**Written task**
Scan the listing below and copy every line holding "improvements".

**Records shown**

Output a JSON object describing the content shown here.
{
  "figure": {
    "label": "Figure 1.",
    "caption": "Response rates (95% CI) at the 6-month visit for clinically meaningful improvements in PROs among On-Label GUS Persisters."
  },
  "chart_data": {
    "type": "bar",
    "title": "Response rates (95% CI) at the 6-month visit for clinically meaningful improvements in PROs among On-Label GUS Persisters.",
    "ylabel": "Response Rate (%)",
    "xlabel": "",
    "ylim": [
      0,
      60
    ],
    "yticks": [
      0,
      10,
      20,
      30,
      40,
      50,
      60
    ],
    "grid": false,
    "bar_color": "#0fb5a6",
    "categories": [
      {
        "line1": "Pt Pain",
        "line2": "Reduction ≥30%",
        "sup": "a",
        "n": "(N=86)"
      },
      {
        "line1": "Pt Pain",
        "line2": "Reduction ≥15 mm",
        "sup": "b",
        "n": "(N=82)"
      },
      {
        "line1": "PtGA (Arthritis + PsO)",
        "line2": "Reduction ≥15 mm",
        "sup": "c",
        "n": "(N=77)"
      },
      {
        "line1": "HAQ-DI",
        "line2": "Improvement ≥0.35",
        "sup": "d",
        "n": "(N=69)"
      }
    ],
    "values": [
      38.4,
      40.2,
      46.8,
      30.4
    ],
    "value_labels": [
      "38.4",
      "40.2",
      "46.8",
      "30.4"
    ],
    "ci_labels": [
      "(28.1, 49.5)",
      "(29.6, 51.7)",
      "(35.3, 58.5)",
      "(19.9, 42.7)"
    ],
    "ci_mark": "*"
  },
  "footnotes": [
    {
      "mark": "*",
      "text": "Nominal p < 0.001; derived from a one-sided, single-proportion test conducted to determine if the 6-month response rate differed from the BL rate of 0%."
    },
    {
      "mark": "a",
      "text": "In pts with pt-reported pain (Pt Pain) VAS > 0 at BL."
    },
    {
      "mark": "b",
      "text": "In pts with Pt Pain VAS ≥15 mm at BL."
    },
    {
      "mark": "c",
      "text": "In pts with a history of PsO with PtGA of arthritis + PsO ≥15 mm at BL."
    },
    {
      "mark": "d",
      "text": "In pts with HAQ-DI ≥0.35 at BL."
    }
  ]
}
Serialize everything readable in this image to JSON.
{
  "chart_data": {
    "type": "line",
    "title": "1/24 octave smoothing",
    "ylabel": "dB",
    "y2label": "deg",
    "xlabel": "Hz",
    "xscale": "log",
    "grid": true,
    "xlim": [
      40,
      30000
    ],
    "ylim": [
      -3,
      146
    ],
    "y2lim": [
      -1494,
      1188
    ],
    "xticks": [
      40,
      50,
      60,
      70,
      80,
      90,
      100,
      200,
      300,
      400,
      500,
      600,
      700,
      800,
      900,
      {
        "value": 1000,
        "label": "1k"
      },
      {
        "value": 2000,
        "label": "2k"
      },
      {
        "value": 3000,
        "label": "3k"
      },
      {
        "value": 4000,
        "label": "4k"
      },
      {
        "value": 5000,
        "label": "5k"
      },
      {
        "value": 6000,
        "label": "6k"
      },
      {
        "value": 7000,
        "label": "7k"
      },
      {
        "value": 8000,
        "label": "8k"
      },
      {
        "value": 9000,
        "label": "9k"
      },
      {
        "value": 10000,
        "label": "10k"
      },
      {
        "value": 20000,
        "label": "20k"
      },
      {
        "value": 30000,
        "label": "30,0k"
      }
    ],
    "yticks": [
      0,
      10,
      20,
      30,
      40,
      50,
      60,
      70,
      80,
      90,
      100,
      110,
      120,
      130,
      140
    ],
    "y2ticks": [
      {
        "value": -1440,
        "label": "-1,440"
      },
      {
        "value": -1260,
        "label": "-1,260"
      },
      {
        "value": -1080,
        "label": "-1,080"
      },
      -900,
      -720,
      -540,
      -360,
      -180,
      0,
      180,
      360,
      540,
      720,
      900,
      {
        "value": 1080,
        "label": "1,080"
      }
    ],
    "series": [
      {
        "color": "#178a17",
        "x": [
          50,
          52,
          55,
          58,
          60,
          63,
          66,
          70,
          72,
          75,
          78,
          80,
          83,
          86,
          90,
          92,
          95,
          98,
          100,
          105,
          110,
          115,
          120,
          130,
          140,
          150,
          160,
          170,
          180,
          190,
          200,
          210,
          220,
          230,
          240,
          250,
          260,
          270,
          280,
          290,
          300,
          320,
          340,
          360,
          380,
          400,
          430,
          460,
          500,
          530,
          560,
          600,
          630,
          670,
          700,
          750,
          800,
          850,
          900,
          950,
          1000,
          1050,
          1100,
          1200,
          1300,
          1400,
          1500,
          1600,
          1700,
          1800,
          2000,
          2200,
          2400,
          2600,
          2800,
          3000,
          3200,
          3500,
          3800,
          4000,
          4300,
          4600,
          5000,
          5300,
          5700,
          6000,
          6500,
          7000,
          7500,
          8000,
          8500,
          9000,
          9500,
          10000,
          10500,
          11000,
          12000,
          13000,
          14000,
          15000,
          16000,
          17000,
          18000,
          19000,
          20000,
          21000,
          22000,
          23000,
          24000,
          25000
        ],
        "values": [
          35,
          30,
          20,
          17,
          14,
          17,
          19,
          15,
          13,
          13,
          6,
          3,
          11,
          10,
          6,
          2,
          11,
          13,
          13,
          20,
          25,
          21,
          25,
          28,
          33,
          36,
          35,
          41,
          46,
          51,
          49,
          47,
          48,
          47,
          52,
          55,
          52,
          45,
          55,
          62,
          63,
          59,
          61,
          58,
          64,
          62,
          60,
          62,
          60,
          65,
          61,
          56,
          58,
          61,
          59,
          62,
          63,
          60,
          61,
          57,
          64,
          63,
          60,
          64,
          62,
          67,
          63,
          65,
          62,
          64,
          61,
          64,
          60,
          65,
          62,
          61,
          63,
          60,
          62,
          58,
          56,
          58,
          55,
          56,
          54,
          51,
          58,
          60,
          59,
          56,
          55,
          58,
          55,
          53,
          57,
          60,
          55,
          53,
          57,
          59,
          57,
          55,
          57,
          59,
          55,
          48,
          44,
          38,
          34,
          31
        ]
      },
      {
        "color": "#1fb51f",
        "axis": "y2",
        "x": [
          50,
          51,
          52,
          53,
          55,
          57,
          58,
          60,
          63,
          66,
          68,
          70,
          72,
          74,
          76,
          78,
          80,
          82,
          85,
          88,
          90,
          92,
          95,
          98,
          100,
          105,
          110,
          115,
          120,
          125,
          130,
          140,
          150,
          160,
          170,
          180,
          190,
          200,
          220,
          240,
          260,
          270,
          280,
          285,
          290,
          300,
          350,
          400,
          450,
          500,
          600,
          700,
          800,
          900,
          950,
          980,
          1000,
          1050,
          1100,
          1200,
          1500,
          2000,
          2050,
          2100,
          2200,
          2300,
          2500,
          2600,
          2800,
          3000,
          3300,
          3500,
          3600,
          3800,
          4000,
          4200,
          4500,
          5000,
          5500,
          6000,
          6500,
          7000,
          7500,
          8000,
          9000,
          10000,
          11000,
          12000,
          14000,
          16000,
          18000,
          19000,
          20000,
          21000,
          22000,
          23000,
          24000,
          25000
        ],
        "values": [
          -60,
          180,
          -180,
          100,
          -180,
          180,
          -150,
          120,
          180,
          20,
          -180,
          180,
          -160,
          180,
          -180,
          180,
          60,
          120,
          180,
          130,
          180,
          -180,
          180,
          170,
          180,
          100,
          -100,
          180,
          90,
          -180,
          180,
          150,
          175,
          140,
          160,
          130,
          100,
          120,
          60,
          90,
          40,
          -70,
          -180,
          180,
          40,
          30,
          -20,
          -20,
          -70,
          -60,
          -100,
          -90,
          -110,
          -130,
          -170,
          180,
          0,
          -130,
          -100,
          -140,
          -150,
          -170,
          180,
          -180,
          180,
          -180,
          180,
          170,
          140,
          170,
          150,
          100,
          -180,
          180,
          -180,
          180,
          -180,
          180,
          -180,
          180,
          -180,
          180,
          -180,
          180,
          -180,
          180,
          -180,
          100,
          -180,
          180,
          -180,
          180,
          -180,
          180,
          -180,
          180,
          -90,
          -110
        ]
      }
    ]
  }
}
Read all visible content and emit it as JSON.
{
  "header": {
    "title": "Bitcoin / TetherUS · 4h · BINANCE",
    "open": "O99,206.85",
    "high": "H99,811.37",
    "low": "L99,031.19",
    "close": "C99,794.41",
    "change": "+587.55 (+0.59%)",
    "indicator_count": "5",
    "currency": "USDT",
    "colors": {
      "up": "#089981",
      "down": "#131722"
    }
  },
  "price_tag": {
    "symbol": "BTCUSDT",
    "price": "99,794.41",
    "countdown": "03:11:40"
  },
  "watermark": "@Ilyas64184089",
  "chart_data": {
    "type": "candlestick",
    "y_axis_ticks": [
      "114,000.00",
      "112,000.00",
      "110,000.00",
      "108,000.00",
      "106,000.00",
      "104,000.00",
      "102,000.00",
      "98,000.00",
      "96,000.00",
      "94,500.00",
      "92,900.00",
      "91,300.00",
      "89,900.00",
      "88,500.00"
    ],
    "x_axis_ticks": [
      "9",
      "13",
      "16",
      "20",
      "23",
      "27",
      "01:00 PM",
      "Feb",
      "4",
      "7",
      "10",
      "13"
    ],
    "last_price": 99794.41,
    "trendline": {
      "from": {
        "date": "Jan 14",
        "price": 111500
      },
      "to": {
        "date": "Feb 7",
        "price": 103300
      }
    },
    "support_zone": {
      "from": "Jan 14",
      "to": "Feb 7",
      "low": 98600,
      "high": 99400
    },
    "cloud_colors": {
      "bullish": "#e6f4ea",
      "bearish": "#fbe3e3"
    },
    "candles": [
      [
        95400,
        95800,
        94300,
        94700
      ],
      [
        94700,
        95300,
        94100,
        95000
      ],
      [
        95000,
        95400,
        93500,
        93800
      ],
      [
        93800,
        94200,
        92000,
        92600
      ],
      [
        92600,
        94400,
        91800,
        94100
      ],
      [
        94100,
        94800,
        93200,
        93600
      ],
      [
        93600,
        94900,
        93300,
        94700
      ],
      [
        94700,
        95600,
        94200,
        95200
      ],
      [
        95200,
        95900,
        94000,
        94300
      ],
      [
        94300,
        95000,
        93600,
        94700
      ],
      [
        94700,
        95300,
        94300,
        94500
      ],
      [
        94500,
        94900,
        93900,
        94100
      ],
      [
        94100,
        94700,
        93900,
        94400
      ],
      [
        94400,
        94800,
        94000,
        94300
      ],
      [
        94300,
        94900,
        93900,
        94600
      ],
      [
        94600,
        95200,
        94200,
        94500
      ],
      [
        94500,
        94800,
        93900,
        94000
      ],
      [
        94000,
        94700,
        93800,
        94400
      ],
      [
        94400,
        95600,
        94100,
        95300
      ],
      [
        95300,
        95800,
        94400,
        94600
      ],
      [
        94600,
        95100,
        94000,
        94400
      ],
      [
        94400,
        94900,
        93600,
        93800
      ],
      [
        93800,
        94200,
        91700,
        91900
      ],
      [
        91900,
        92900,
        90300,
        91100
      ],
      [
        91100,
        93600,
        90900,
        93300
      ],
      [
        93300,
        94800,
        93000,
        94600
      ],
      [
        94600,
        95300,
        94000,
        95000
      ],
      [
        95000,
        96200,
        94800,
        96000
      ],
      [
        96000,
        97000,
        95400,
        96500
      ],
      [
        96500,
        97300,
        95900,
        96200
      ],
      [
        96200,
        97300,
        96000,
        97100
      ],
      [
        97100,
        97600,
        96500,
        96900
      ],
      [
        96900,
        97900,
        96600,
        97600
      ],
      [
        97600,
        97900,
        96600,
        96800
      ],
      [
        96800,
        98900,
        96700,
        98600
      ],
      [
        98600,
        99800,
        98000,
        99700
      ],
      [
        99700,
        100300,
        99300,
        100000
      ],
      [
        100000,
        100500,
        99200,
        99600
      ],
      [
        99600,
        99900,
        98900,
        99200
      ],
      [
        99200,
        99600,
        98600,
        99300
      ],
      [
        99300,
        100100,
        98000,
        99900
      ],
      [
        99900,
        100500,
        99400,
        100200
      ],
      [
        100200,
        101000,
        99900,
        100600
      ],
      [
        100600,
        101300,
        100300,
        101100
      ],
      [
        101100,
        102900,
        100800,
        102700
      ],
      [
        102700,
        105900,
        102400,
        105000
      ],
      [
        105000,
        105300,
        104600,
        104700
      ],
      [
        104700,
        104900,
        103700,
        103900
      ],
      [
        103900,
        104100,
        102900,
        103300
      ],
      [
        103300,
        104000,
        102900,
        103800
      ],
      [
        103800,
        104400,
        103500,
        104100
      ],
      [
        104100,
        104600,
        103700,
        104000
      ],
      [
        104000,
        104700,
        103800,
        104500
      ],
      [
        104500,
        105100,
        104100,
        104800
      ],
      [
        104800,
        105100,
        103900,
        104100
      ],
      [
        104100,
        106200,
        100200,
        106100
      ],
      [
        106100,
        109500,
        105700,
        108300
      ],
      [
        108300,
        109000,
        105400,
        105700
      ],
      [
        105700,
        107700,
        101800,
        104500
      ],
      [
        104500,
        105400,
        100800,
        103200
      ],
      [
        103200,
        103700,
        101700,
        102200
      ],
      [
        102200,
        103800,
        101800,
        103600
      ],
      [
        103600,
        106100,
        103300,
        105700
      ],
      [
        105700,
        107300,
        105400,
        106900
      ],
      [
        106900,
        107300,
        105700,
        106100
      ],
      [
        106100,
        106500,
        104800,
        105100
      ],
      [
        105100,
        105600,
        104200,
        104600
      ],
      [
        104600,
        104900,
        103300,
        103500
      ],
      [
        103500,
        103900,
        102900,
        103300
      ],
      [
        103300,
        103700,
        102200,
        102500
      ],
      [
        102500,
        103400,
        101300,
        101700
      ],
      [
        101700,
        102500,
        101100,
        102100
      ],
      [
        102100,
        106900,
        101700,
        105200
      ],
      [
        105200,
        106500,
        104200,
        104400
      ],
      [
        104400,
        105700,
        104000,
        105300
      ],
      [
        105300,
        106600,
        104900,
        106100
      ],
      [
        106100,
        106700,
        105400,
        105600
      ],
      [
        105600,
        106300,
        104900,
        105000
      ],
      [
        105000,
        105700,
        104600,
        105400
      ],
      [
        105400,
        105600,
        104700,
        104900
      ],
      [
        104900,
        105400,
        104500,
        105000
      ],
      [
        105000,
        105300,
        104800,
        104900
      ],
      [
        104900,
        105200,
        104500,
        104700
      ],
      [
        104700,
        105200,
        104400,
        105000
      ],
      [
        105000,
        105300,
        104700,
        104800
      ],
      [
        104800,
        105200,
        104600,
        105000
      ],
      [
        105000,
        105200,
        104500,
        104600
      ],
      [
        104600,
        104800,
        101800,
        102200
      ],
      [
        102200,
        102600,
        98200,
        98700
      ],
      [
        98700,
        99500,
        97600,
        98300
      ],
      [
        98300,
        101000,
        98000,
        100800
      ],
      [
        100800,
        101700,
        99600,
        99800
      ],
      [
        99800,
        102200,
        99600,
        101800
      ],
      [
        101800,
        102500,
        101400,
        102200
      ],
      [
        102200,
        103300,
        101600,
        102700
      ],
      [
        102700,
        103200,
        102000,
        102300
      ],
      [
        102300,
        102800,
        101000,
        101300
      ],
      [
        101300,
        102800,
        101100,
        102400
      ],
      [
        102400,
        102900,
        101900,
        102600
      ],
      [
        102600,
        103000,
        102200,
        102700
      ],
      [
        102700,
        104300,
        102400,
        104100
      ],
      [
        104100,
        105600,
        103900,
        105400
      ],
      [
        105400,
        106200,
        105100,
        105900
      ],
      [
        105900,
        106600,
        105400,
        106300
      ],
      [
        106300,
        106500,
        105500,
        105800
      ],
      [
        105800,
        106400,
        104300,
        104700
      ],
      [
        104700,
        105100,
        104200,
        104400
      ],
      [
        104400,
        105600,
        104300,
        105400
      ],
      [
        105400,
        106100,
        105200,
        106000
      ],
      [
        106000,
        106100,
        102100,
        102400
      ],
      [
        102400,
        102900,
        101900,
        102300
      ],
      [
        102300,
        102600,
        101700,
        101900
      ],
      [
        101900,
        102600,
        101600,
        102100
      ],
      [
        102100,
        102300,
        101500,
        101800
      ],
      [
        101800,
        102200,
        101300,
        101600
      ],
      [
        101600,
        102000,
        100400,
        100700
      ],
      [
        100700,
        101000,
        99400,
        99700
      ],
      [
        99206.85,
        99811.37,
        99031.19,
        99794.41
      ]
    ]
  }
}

**The solution**
    "caption": "Response rates (95% CI) at the 6-month visit for clinically meaningful improvements in PROs among On-Label GUS Persisters."
    "title": "Response rates (95% CI) at the 6-month visit for clinically meaningful improvements in PROs among On-Label GUS Persisters.",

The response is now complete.